DIRECTIONS FOR THIS TASK |
In the records below, turn everything from the line containing "text-line: fogyasztó a" down to the line containing "text-line: funkció aktiválásával", both included, into a numbered list, leaving out blank lines.

--- START OF DATA LISTING ---

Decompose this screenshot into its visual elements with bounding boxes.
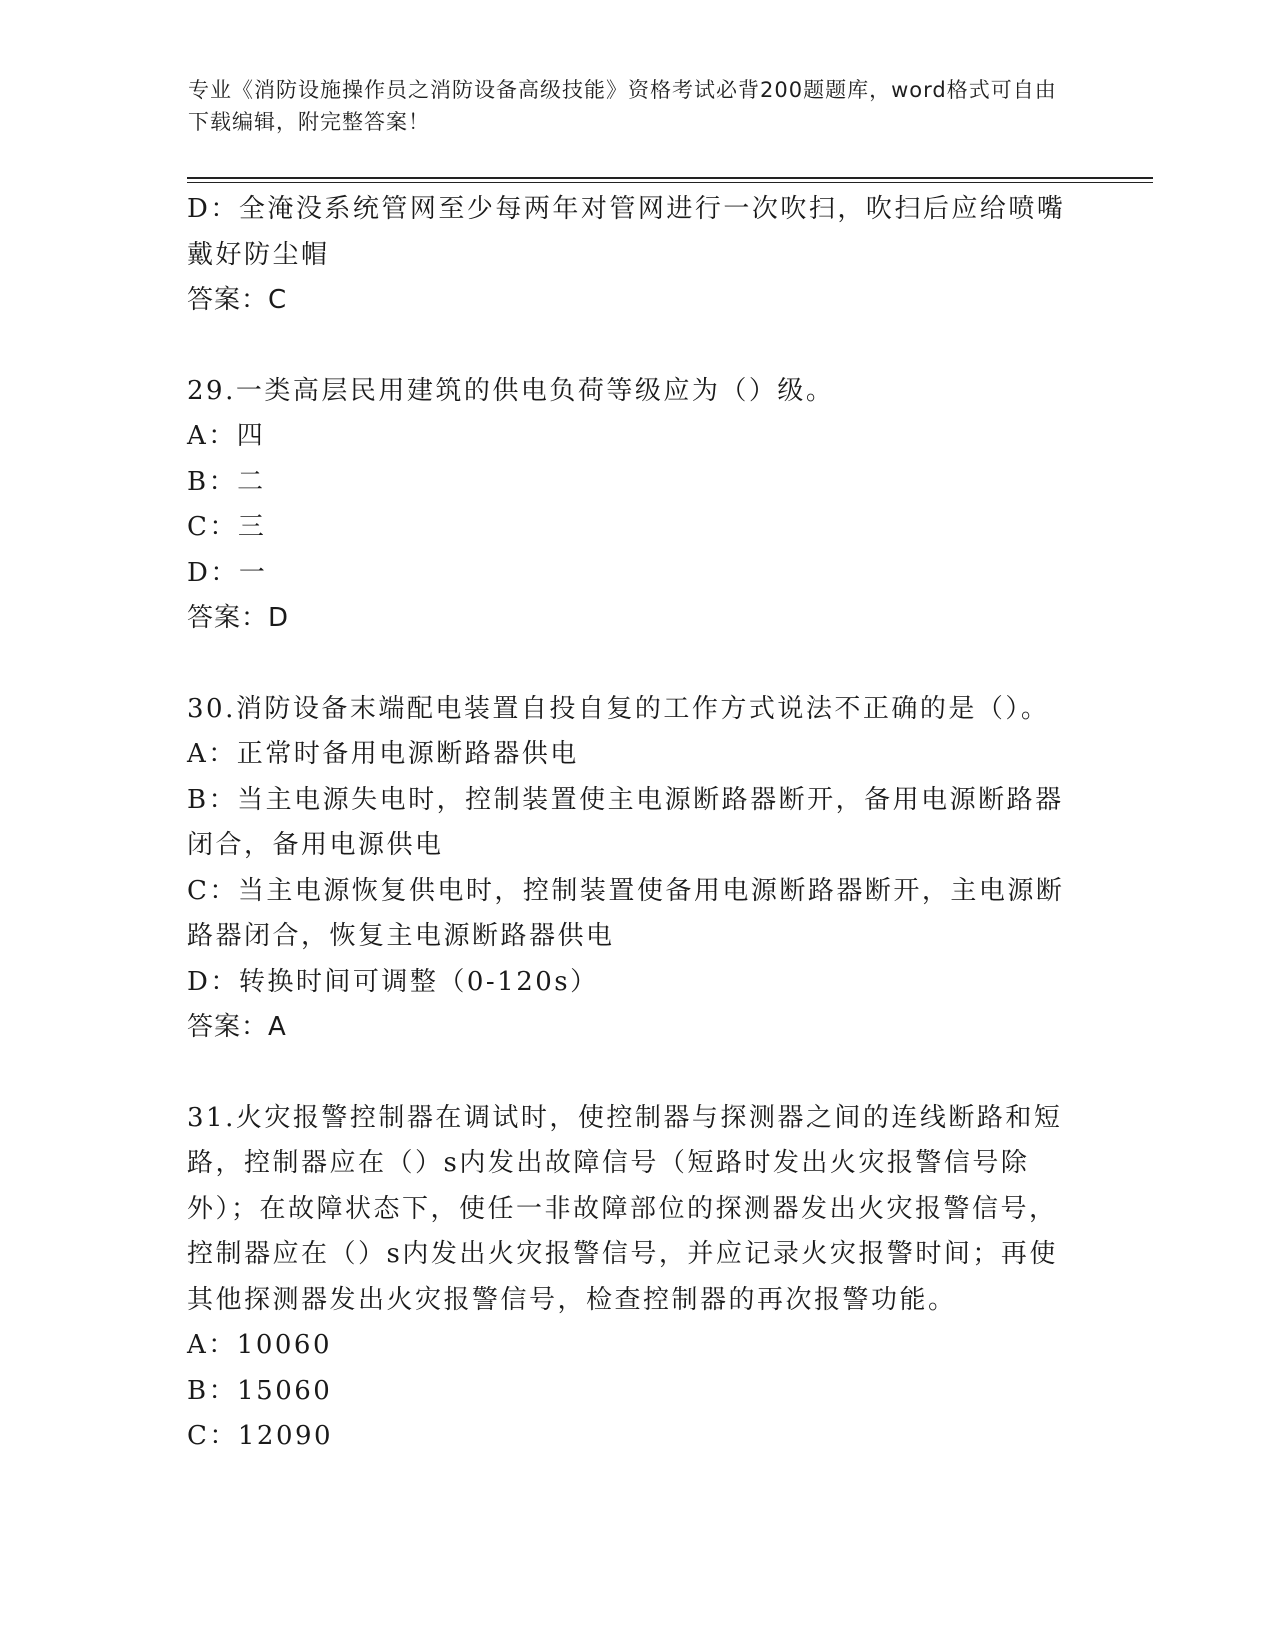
header-divider [187, 177, 1153, 183]
option-d: D：全淹没系统管网至少每两年对管网进行一次吹扫，吹扫后应给喷嘴戴好防尘帽 [187, 194, 1066, 270]
option-b: B：15060 [187, 1375, 333, 1406]
answer-line: 答案：A [187, 1012, 287, 1042]
option-a: A：四 [187, 421, 266, 451]
question-31 [187, 1096, 1077, 1460]
question-30 [187, 687, 1077, 1051]
option-c: C：12090 [187, 1421, 334, 1451]
answer-line: 答案：D [187, 603, 290, 633]
option-a: A：10060 [187, 1330, 332, 1360]
option-d: D：转换时间可调整（0-120s） [187, 966, 599, 997]
option-d: D：一 [187, 557, 268, 588]
question-fragment [187, 187, 1077, 324]
document-header: 专业《消防设施操作员之消防设备高级技能》资格考试必背200题题库，word格式可自由下载编辑，附完整答案！ [188, 78, 1057, 134]
option-c: C：三 [187, 512, 267, 542]
option-c: C：当主电源恢复供电时，控制装置使备用电源断路器断开，主电源断路器闭合，恢复主电源断路器供电 [187, 875, 1065, 951]
option-b: B：二 [187, 466, 266, 497]
document-body [187, 187, 1077, 1460]
option-b: B：当主电源失电时，控制装置使主电源断路器断开，备用电源断路器闭合，备用电源供电 [187, 784, 1064, 860]
answer-line: 答案：C [187, 285, 288, 315]
question-stem: 31.火灾报警控制器在调试时，使控制器与探测器之间的连线断路和短路，控制器应在（）s内发出故障信号（短路时发出火灾报警信号除外）；在故障状态下，使任一非故障部位的探测器发出火灾报警信号，控制器应在（）s内发出火灾报警信号，并应记录火灾报警时间；再使其他探测器发出火灾报警信号，检查控制器的再次报警功能。 [187, 1102, 1063, 1315]
question-stem: 29.一类高层民用建筑的供电负荷等级应为（）级。 [187, 375, 835, 406]
option-a: A：正常时备用电源断路器供电 [187, 739, 579, 769]
question-stem: 30.消防设备末端配电装置自投自复的工作方式说法不正确的是（）。 [187, 693, 1050, 724]
question-29 [187, 369, 1077, 642]
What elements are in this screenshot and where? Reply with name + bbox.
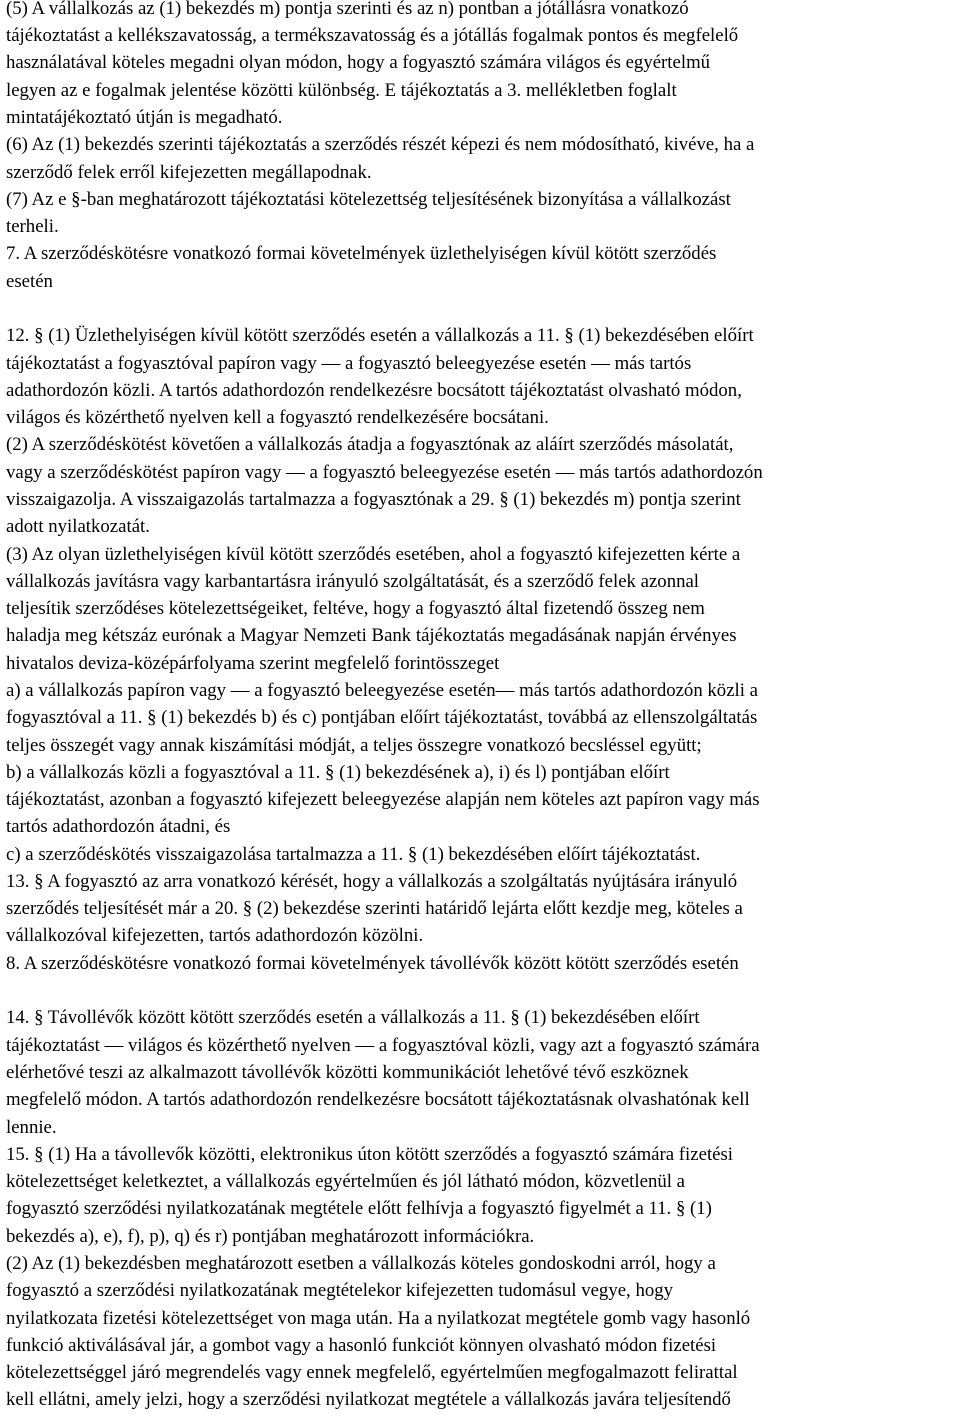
text-line: fogyasztó a szerződési nyilatkozatának megtételekor kifejezetten tudomásul vegye, hogy	[6, 1280, 674, 1301]
text-line: teljesítik szerződéses kötelezettségeiket, feltéve, hogy a fogyasztó által fizetendő összeg nem	[6, 598, 705, 619]
text-line: mintatájékoztató útján is megadható.	[6, 107, 283, 128]
text-line: tájékoztatást a fogyasztóval papíron vagy — a fogyasztó beleegyezése esetén — más tartós	[6, 353, 692, 374]
text-line: 15. § (1) Ha a távollevők közötti, elektronikus úton kötött szerződés a fogyasztó számára fizetési	[6, 1144, 734, 1165]
text-line: szerződő felek erről kifejezetten megállapodnak.	[6, 162, 372, 183]
text-line: (2) A szerződéskötést követően a vállalkozás átadja a fogyasztónak az aláírt szerződés másolatát,	[6, 434, 734, 455]
section-heading: esetén	[6, 271, 53, 292]
text-line: funkció aktiválásával jár, a gombot vagy a hasonló funkciót könnyen olvasható módon fizetési	[6, 1335, 717, 1356]
text-line: (2) Az (1) bekezdésben meghatározott esetben a vállalkozás köteles gondoskodni arról, hogy a	[6, 1253, 716, 1274]
text-line: terheli.	[6, 216, 59, 237]
text-line: 13. § A fogyasztó az arra vonatkozó kérését, hogy a vállalkozás a szolgáltatás nyújtására irányuló	[6, 871, 738, 892]
text-line: szerződés teljesítését már a 20. § (2) bekezdése szerinti határidő lejárta előtt kezdje meg, köteles a	[6, 898, 743, 919]
text-line: lennie.	[6, 1117, 57, 1138]
text-line: tartós adathordozón átadni, és	[6, 816, 231, 837]
text-line: kötelezettséggel járó megrendelés vagy ennek megfelelő, egyértelműen megfogalmazott felirattal	[6, 1362, 738, 1383]
text-line: (3) Az olyan üzlethelyiségen kívül kötött szerződés esetében, ahol a fogyasztó kifejezetten kérte a	[6, 544, 741, 565]
text-line: bekezdés a), e), f), p), q) és r) pontjában meghatározott információkra.	[6, 1226, 535, 1247]
text-line: haladja meg kétszáz eurónak a Magyar Nemzeti Bank tájékoztatás megadásának napján érvényes	[6, 625, 737, 646]
text-line: teljes összegét vagy annak kiszámítási módját, a teljes összegre vonatkozó becsléssel együtt;	[6, 735, 702, 756]
text-line: világos és közérthető nyelven kell a fogyasztó rendelkezésére bocsátani.	[6, 407, 549, 428]
text-line: b) a vállalkozás közli a fogyasztóval a 11. § (1) bekezdésének a), i) és l) pontjában előírt	[6, 762, 670, 783]
text-line: tájékoztatást a kellékszavatosság, a termékszavatosság és a jótállás fogalmak pontos és megfelelő	[6, 25, 739, 46]
text-line: hivatalos deviza-középárfolyama szerint megfelelő forintösszeget	[6, 653, 500, 674]
text-line: megfelelő módon. A tartós adathordozón rendelkezésre bocsátott tájékoztatásnak olvashatónak kell	[6, 1089, 750, 1110]
text-line: vállalkozás javításra vagy karbantartásra irányuló szolgáltatását, és a szerződő felek azonnal	[6, 571, 700, 592]
text-line: fogyasztóval a 11. § (1) bekezdés b) és c) pontjában előírt tájékoztatást, továbbá az ellenszolgáltatás	[6, 707, 758, 728]
text-line: (5) A vállalkozás az (1) bekezdés m) pontja szerinti és az n) pontban a jótállásra vonatkozó	[6, 0, 689, 19]
text-line: c) a szerződéskötés visszaigazolása tartalmazza a 11. § (1) bekezdésében előírt tájékoztatást.	[6, 844, 701, 865]
section-heading: 7. A szerződéskötésre vonatkozó formai követelmények üzlethelyiségen kívül kötött szerződés	[6, 243, 717, 264]
text-line: kötelezettséget keletkeztet, a vállalkozás egyértelműen és jól látható módon, közvetlenül a	[6, 1171, 685, 1192]
text-line: tájékoztatást, azonban a fogyasztó kifejezett beleegyezése alapján nem köteles azt papíron vagy más	[6, 789, 760, 810]
text-line: visszaigazolja. A visszaigazolás tartalmazza a fogyasztónak a 29. § (1) bekezdés m) pontja szerint	[6, 489, 741, 510]
text-line: adathordozón közli. A tartós adathordozón rendelkezésre bocsátott tájékoztatást olvasható módon,	[6, 380, 742, 401]
text-line: (7) Az e §-ban meghatározott tájékoztatási kötelezettség teljesítésének bizonyítása a vállalkozást	[6, 189, 731, 210]
text-line: adott nyilatkozatát.	[6, 516, 150, 537]
text-line: vagy a szerződéskötést papíron vagy — a fogyasztó beleegyezése esetén — más tartós adathordozón	[6, 462, 763, 483]
text-line: 12. § (1) Üzlethelyiségen kívül kötött szerződés esetén a vállalkozás a 11. § (1) bekezdésében előírt	[6, 325, 754, 346]
text-line: nyilatkozata fizetési kötelezettséget von maga után. Ha a nyilatkozat megtétele gomb vagy hasonló	[6, 1308, 751, 1329]
text-line: fogyasztó szerződési nyilatkozatának megtétele előtt felhívja a fogyasztó figyelmét a 11. § (1)	[6, 1198, 712, 1219]
text-line: 14. § Távollévők között kötött szerződés esetén a vállalkozás a 11. § (1) bekezdésében előírt	[6, 1007, 700, 1028]
text-line: (6) Az (1) bekezdés szerinti tájékoztatás a szerződés részét képezi és nem módosítható, kivéve, ha a	[6, 134, 755, 155]
text-line: kell ellátni, amely jelzi, hogy a szerződési nyilatkozat megtétele a vállalkozás javára teljesítendő	[6, 1389, 731, 1410]
text-line: tájékoztatást — világos és közérthető nyelven — a fogyasztóval közli, vagy azt a fogyasztó számára	[6, 1035, 760, 1056]
text-line: használatával köteles megadni olyan módon, hogy a fogyasztó számára világos és egyértelmű	[6, 52, 711, 73]
text-line: legyen az e fogalmak jelentése közötti különbség. E tájékoztatás a 3. mellékletben foglalt	[6, 80, 677, 101]
text-line: elérhetővé teszi az alkalmazott távollévők közötti kommunikációt lehetővé tévő eszköznek	[6, 1062, 689, 1083]
section-heading: 8. A szerződéskötésre vonatkozó formai követelmények távollévők között kötött szerződés esetén	[6, 953, 739, 974]
text-line: a) a vállalkozás papíron vagy — a fogyasztó beleegyezése esetén— más tartós adathordozón közli a	[6, 680, 758, 701]
text-line: vállalkozóval kifejezetten, tartós adathordozón közölni.	[6, 925, 424, 946]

--- END OF DATA LISTING ---

CORRECT OUTPUT |
1. text-line: fogyasztó a szerződési nyilatkozatának megtételekor kifejezetten tudomásul vegye, hogy	[6, 1280, 674, 1301]
2. text-line: teljesítik szerződéses kötelezettségeiket, feltéve, hogy a fogyasztó által fizetendő összeg nem	[6, 598, 705, 619]
3. text-line: mintatájékoztató útján is megadható.	[6, 107, 283, 128]
4. text-line: tájékoztatást a fogyasztóval papíron vagy — a fogyasztó beleegyezése esetén — más tartós	[6, 353, 692, 374]
5. text-line: 15. § (1) Ha a távollevők közötti, elektronikus úton kötött szerződés a fogyasztó számára fizetési	[6, 1144, 734, 1165]
6. text-line: szerződő felek erről kifejezetten megállapodnak.	[6, 162, 372, 183]
7. text-line: (2) A szerződéskötést követően a vállalkozás átadja a fogyasztónak az aláírt szerződés másolatát,	[6, 434, 734, 455]
8. section-heading: esetén	[6, 271, 53, 292]
9. text-line: funkció aktiválásával jár, a gombot vagy a hasonló funkciót könnyen olvasható módon fizetési	[6, 1335, 717, 1356]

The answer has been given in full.